* [What is needed] Copy out each line of the data holding "ACCIÓN".

* [Stored dataset items]
[Begin]

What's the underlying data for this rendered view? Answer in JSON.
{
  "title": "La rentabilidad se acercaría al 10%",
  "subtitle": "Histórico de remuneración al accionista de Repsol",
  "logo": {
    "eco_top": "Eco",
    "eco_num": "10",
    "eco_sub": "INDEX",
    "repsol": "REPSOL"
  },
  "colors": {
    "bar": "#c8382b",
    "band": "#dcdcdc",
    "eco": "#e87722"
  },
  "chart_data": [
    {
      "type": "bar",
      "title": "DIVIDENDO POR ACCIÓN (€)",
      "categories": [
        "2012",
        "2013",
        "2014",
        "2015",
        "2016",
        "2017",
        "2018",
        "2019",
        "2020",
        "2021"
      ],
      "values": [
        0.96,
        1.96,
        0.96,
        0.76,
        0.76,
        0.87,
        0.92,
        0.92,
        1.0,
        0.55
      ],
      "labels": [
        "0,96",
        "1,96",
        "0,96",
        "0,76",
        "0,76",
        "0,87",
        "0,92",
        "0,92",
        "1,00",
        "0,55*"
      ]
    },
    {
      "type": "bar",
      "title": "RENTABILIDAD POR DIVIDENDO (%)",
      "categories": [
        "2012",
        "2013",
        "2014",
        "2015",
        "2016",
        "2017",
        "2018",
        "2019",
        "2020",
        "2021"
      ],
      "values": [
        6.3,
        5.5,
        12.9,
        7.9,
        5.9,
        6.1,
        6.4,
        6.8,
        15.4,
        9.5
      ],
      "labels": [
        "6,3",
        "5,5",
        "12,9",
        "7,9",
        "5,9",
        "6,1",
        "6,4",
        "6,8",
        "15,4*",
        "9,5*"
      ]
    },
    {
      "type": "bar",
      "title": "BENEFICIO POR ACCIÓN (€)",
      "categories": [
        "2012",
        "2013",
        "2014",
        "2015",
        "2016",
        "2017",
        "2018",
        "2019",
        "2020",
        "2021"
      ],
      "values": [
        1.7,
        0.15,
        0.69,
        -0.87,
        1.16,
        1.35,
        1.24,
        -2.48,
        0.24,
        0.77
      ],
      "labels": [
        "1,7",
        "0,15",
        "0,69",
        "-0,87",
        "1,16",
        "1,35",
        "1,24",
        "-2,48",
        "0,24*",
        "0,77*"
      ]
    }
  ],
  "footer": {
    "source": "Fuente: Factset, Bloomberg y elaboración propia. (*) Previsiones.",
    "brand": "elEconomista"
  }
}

[End]

* [Task output]
      "title": "DIVIDENDO POR ACCIÓN (€)",
      "title": "BENEFICIO POR ACCIÓN (€)",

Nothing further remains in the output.